WHAT THIS TASK INVOLVES: Each entry below is to be extracted exactly.

RECORDS:
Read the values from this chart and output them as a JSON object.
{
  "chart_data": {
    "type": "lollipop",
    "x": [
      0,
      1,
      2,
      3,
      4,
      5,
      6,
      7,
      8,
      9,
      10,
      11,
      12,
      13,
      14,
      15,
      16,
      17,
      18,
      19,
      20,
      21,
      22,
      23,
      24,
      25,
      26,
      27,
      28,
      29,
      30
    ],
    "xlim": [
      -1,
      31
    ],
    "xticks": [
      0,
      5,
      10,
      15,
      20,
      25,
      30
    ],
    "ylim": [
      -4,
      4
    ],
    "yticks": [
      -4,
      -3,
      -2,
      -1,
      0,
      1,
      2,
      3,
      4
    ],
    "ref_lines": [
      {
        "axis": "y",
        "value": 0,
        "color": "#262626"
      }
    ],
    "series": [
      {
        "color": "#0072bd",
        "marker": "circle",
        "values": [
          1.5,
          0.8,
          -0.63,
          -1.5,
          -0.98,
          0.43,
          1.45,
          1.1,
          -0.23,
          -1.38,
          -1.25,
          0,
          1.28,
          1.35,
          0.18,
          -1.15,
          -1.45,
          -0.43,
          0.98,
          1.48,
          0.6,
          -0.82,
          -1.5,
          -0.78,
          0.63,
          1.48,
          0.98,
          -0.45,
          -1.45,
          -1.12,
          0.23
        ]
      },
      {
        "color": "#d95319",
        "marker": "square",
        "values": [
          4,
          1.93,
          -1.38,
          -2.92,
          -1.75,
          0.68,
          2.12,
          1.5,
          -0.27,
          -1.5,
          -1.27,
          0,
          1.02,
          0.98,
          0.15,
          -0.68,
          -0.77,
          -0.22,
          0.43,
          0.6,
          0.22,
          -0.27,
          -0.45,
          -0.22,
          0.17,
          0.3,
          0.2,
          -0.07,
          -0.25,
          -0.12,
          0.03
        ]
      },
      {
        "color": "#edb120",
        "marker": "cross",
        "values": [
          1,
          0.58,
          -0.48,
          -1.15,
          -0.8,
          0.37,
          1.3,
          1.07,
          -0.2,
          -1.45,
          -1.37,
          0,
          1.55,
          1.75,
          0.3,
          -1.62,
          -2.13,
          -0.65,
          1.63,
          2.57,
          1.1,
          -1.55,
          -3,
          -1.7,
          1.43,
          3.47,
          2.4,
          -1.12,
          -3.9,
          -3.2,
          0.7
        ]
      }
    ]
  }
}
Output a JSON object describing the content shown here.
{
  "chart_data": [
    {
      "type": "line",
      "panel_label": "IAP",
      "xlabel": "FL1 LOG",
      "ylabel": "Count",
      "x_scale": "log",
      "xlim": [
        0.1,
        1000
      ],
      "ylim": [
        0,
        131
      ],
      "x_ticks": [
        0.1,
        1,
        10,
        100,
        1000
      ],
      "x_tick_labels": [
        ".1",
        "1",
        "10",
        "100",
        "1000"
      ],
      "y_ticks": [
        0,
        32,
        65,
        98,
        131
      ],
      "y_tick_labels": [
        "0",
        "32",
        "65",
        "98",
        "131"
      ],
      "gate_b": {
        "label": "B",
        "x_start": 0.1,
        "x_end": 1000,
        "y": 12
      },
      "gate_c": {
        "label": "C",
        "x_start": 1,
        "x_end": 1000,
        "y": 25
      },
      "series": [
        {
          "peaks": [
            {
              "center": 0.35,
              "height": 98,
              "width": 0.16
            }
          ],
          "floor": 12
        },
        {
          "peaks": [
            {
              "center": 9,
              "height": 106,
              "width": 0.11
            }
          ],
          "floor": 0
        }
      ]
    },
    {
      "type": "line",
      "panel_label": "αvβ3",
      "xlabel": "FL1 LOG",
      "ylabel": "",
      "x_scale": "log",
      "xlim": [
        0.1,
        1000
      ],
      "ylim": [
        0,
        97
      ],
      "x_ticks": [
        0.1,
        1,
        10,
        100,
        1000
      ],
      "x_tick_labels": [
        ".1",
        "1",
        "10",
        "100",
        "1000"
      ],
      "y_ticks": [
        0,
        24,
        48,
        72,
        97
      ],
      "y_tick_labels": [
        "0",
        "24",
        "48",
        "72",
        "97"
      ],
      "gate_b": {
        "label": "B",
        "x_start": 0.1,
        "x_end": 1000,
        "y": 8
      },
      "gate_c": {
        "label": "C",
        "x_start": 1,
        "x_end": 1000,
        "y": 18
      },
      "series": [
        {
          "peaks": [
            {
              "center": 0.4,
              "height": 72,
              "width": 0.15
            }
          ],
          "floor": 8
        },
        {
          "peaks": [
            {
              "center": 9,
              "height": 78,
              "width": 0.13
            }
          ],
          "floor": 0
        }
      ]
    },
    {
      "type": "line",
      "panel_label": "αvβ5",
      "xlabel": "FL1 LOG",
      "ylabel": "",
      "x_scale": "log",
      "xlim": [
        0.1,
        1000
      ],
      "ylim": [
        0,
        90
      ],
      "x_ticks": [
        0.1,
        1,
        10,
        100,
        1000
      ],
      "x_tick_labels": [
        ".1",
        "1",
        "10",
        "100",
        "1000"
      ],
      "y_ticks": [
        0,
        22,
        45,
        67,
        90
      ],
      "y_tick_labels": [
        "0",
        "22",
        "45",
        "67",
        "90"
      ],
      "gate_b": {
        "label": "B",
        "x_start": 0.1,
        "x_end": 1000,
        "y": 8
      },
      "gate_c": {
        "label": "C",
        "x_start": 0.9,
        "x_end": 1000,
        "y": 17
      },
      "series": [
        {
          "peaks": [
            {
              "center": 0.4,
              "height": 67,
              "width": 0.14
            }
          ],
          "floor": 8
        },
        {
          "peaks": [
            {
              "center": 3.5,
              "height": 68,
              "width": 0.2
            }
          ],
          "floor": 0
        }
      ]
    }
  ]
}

IN RESPONSE:
Read the values from this chart and output them as a JSON object.
{
  "chart_data": {
    "type": "lollipop",
    "x": [
      0,
      1,
      2,
      3,
      4,
      5,
      6,
      7,
      8,
      9,
      10,
      11,
      12,
      13,
      14,
      15,
      16,
      17,
      18,
      19,
      20,
      21,
      22,
      23,
      24,
      25,
      26,
      27,
      28,
      29,
      30
    ],
    "xlim": [
      -1,
      31
    ],
    "xticks": [
      0,
      5,
      10,
      15,
      20,
      25,
      30
    ],
    "ylim": [
      -4,
      4
    ],
    "yticks": [
      -4,
      -3,
      -2,
      -1,
      0,
      1,
      2,
      3,
      4
    ],
    "ref_lines": [
      {
        "axis": "y",
        "value": 0,
        "color": "#262626"
      }
    ],
    "series": [
      {
        "color": "#0072bd",
        "marker": "circle",
        "values": [
          1.5,
          0.8,
          -0.63,
          -1.5,
          -0.98,
          0.43,
          1.45,
          1.1,
          -0.23,
          -1.38,
          -1.25,
          0,
          1.28,
          1.35,
          0.18,
          -1.15,
          -1.45,
          -0.43,
          0.98,
          1.48,
          0.6,
          -0.82,
          -1.5,
          -0.78,
          0.63,
          1.48,
          0.98,
          -0.45,
          -1.45,
          -1.12,
          0.23
        ]
      },
      {
        "color": "#d95319",
        "marker": "square",
        "values": [
          4,
          1.93,
          -1.38,
          -2.92,
          -1.75,
          0.68,
          2.12,
          1.5,
          -0.27,
          -1.5,
          -1.27,
          0,
          1.02,
          0.98,
          0.15,
          -0.68,
          -0.77,
          -0.22,
          0.43,
          0.6,
          0.22,
          -0.27,
          -0.45,
          -0.22,
          0.17,
          0.3,
          0.2,
          -0.07,
          -0.25,
          -0.12,
          0.03
        ]
      },
      {
        "color": "#edb120",
        "marker": "cross",
        "values": [
          1,
          0.58,
          -0.48,
          -1.15,
          -0.8,
          0.37,
          1.3,
          1.07,
          -0.2,
          -1.45,
          -1.37,
          0,
          1.55,
          1.75,
          0.3,
          -1.62,
          -2.13,
          -0.65,
          1.63,
          2.57,
          1.1,
          -1.55,
          -3,
          -1.7,
          1.43,
          3.47,
          2.4,
          -1.12,
          -3.9,
          -3.2,
          0.7
        ]
      }
    ]
  }
}
Output a JSON object describing the content shown here.
{
  "chart_data": [
    {
      "type": "line",
      "panel_label": "IAP",
      "xlabel": "FL1 LOG",
      "ylabel": "Count",
      "x_scale": "log",
      "xlim": [
        0.1,
        1000
      ],
      "ylim": [
        0,
        131
      ],
      "x_ticks": [
        0.1,
        1,
        10,
        100,
        1000
      ],
      "x_tick_labels": [
        ".1",
        "1",
        "10",
        "100",
        "1000"
      ],
      "y_ticks": [
        0,
        32,
        65,
        98,
        131
      ],
      "y_tick_labels": [
        "0",
        "32",
        "65",
        "98",
        "131"
      ],
      "gate_b": {
        "label": "B",
        "x_start": 0.1,
        "x_end": 1000,
        "y": 12
      },
      "gate_c": {
        "label": "C",
        "x_start": 1,
        "x_end": 1000,
        "y": 25
      },
      "series": [
        {
          "peaks": [
            {
              "center": 0.35,
              "height": 98,
              "width": 0.16
            }
          ],
          "floor": 12
        },
        {
          "peaks": [
            {
              "center": 9,
              "height": 106,
              "width": 0.11
            }
          ],
          "floor": 0
        }
      ]
    },
    {
      "type": "line",
      "panel_label": "αvβ3",
      "xlabel": "FL1 LOG",
      "ylabel": "",
      "x_scale": "log",
      "xlim": [
        0.1,
        1000
      ],
      "ylim": [
        0,
        97
      ],
      "x_ticks": [
        0.1,
        1,
        10,
        100,
        1000
      ],
      "x_tick_labels": [
        ".1",
        "1",
        "10",
        "100",
        "1000"
      ],
      "y_ticks": [
        0,
        24,
        48,
        72,
        97
      ],
      "y_tick_labels": [
        "0",
        "24",
        "48",
        "72",
        "97"
      ],
      "gate_b": {
        "label": "B",
        "x_start": 0.1,
        "x_end": 1000,
        "y": 8
      },
      "gate_c": {
        "label": "C",
        "x_start": 1,
        "x_end": 1000,
        "y": 18
      },
      "series": [
        {
          "peaks": [
            {
              "center": 0.4,
              "height": 72,
              "width": 0.15
            }
          ],
          "floor": 8
        },
        {
          "peaks": [
            {
              "center": 9,
              "height": 78,
              "width": 0.13
            }
          ],
          "floor": 0
        }
      ]
    },
    {
      "type": "line",
      "panel_label": "αvβ5",
      "xlabel": "FL1 LOG",
      "ylabel": "",
      "x_scale": "log",
      "xlim": [
        0.1,
        1000
      ],
      "ylim": [
        0,
        90
      ],
      "x_ticks": [
        0.1,
        1,
        10,
        100,
        1000
      ],
      "x_tick_labels": [
        ".1",
        "1",
        "10",
        "100",
        "1000"
      ],
      "y_ticks": [
        0,
        22,
        45,
        67,
        90
      ],
      "y_tick_labels": [
        "0",
        "22",
        "45",
        "67",
        "90"
      ],
      "gate_b": {
        "label": "B",
        "x_start": 0.1,
        "x_end": 1000,
        "y": 8
      },
      "gate_c": {
        "label": "C",
        "x_start": 0.9,
        "x_end": 1000,
        "y": 17
      },
      "series": [
        {
          "peaks": [
            {
              "center": 0.4,
              "height": 67,
              "width": 0.14
            }
          ],
          "floor": 8
        },
        {
          "peaks": [
            {
              "center": 3.5,
              "height": 68,
              "width": 0.2
            }
          ],
          "floor": 0
        }
      ]
    }
  ]
}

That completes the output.